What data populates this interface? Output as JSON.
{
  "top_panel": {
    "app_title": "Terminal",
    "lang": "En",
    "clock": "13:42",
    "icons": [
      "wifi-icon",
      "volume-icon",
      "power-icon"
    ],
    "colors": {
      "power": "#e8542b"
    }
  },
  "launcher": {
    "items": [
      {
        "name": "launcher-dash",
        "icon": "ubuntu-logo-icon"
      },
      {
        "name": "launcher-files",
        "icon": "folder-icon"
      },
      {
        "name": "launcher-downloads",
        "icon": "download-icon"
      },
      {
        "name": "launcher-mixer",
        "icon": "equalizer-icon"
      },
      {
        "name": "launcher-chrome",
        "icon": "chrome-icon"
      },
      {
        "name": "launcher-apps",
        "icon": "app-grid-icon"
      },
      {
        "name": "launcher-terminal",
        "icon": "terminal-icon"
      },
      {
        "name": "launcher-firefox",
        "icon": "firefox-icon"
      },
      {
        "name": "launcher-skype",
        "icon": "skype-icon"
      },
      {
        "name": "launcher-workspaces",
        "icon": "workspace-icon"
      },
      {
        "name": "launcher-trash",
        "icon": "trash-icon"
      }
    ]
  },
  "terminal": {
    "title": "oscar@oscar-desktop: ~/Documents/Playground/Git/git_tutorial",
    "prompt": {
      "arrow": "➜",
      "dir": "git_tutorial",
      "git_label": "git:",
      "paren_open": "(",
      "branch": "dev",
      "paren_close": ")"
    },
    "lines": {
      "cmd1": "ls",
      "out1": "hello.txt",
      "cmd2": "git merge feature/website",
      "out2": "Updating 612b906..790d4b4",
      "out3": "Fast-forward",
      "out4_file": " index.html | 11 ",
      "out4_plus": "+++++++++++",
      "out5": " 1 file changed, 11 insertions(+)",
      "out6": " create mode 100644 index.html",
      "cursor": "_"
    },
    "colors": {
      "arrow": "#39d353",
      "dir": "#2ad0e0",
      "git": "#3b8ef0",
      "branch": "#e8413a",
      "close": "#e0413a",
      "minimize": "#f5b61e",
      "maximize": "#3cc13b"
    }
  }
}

• _Exercise instructions_
Take each line containing the string "html" and copy it out.

• _Complete output_
      "out4_file": " index.html | 11 ",
      "out6": " create mode 100644 index.html",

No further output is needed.